INSTRUCTIONS TO FOLLOW: Print the data exactly, leaving nothing out.

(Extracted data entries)
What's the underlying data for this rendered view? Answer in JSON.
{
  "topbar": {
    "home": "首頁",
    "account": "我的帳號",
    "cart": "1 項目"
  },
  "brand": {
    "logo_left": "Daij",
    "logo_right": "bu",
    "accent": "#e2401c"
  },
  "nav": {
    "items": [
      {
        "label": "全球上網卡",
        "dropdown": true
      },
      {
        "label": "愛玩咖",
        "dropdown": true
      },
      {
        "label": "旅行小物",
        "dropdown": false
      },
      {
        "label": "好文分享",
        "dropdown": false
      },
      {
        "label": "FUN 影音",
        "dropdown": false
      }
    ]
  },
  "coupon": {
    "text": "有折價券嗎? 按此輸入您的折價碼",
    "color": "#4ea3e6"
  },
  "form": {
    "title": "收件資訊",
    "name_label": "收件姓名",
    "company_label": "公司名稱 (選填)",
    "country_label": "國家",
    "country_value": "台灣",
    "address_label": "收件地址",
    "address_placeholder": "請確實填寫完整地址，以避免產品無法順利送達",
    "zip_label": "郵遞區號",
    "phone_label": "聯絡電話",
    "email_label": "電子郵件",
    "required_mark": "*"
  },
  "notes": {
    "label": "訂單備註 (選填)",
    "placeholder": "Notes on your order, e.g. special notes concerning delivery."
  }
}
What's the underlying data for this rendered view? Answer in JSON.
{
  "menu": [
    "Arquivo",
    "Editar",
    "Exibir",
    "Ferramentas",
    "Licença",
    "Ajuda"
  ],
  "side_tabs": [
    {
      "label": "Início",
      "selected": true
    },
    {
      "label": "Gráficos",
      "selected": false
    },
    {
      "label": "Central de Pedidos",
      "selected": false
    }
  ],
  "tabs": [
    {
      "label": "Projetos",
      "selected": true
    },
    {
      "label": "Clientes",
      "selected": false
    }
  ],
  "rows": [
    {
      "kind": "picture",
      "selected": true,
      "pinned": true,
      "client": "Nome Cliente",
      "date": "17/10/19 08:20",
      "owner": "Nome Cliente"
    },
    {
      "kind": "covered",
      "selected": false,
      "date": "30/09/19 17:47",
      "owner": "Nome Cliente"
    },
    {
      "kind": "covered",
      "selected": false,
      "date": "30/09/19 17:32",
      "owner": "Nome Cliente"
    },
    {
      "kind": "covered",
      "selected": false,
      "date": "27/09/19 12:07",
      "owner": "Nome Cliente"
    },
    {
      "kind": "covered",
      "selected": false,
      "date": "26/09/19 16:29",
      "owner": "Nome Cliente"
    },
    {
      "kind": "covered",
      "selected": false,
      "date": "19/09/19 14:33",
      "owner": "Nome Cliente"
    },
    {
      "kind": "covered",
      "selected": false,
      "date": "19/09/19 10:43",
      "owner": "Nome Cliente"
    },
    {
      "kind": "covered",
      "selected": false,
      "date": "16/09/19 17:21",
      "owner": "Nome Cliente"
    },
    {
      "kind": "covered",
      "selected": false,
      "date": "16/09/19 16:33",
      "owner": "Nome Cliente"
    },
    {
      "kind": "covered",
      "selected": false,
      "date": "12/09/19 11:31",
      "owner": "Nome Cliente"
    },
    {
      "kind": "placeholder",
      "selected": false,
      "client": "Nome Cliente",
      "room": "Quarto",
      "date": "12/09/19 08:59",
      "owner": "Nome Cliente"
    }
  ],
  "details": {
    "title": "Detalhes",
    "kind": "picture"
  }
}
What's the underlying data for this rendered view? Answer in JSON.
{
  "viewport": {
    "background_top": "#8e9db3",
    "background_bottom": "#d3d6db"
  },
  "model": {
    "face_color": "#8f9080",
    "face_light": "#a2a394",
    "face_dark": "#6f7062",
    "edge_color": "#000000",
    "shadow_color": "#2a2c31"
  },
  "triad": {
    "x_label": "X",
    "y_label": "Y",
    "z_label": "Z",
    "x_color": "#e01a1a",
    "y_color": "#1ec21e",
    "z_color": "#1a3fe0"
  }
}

COMPLETE RESPONSE:
What's the underlying data for this rendered view? Answer in JSON.
{
  "topbar": {
    "home": "首頁",
    "account": "我的帳號",
    "cart": "1 項目"
  },
  "brand": {
    "logo_left": "Daij",
    "logo_right": "bu",
    "accent": "#e2401c"
  },
  "nav": {
    "items": [
      {
        "label": "全球上網卡",
        "dropdown": true
      },
      {
        "label": "愛玩咖",
        "dropdown": true
      },
      {
        "label": "旅行小物",
        "dropdown": false
      },
      {
        "label": "好文分享",
        "dropdown": false
      },
      {
        "label": "FUN 影音",
        "dropdown": false
      }
    ]
  },
  "coupon": {
    "text": "有折價券嗎? 按此輸入您的折價碼",
    "color": "#4ea3e6"
  },
  "form": {
    "title": "收件資訊",
    "name_label": "收件姓名",
    "company_label": "公司名稱 (選填)",
    "country_label": "國家",
    "country_value": "台灣",
    "address_label": "收件地址",
    "address_placeholder": "請確實填寫完整地址，以避免產品無法順利送達",
    "zip_label": "郵遞區號",
    "phone_label": "聯絡電話",
    "email_label": "電子郵件",
    "required_mark": "*"
  },
  "notes": {
    "label": "訂單備註 (選填)",
    "placeholder": "Notes on your order, e.g. special notes concerning delivery."
  }
}
What's the underlying data for this rendered view? Answer in JSON.
{
  "menu": [
    "Arquivo",
    "Editar",
    "Exibir",
    "Ferramentas",
    "Licença",
    "Ajuda"
  ],
  "side_tabs": [
    {
      "label": "Início",
      "selected": true
    },
    {
      "label": "Gráficos",
      "selected": false
    },
    {
      "label": "Central de Pedidos",
      "selected": false
    }
  ],
  "tabs": [
    {
      "label": "Projetos",
      "selected": true
    },
    {
      "label": "Clientes",
      "selected": false
    }
  ],
  "rows": [
    {
      "kind": "picture",
      "selected": true,
      "pinned": true,
      "client": "Nome Cliente",
      "date": "17/10/19 08:20",
      "owner": "Nome Cliente"
    },
    {
      "kind": "covered",
      "selected": false,
      "date": "30/09/19 17:47",
      "owner": "Nome Cliente"
    },
    {
      "kind": "covered",
      "selected": false,
      "date": "30/09/19 17:32",
      "owner": "Nome Cliente"
    },
    {
      "kind": "covered",
      "selected": false,
      "date": "27/09/19 12:07",
      "owner": "Nome Cliente"
    },
    {
      "kind": "covered",
      "selected": false,
      "date": "26/09/19 16:29",
      "owner": "Nome Cliente"
    },
    {
      "kind": "covered",
      "selected": false,
      "date": "19/09/19 14:33",
      "owner": "Nome Cliente"
    },
    {
      "kind": "covered",
      "selected": false,
      "date": "19/09/19 10:43",
      "owner": "Nome Cliente"
    },
    {
      "kind": "covered",
      "selected": false,
      "date": "16/09/19 17:21",
      "owner": "Nome Cliente"
    },
    {
      "kind": "covered",
      "selected": false,
      "date": "16/09/19 16:33",
      "owner": "Nome Cliente"
    },
    {
      "kind": "covered",
      "selected": false,
      "date": "12/09/19 11:31",
      "owner": "Nome Cliente"
    },
    {
      "kind": "placeholder",
      "selected": false,
      "client": "Nome Cliente",
      "room": "Quarto",
      "date": "12/09/19 08:59",
      "owner": "Nome Cliente"
    }
  ],
  "details": {
    "title": "Detalhes",
    "kind": "picture"
  }
}
What's the underlying data for this rendered view? Answer in JSON.
{
  "viewport": {
    "background_top": "#8e9db3",
    "background_bottom": "#d3d6db"
  },
  "model": {
    "face_color": "#8f9080",
    "face_light": "#a2a394",
    "face_dark": "#6f7062",
    "edge_color": "#000000",
    "shadow_color": "#2a2c31"
  },
  "triad": {
    "x_label": "X",
    "y_label": "Y",
    "z_label": "Z",
    "x_color": "#e01a1a",
    "y_color": "#1ec21e",
    "z_color": "#1a3fe0"
  }
}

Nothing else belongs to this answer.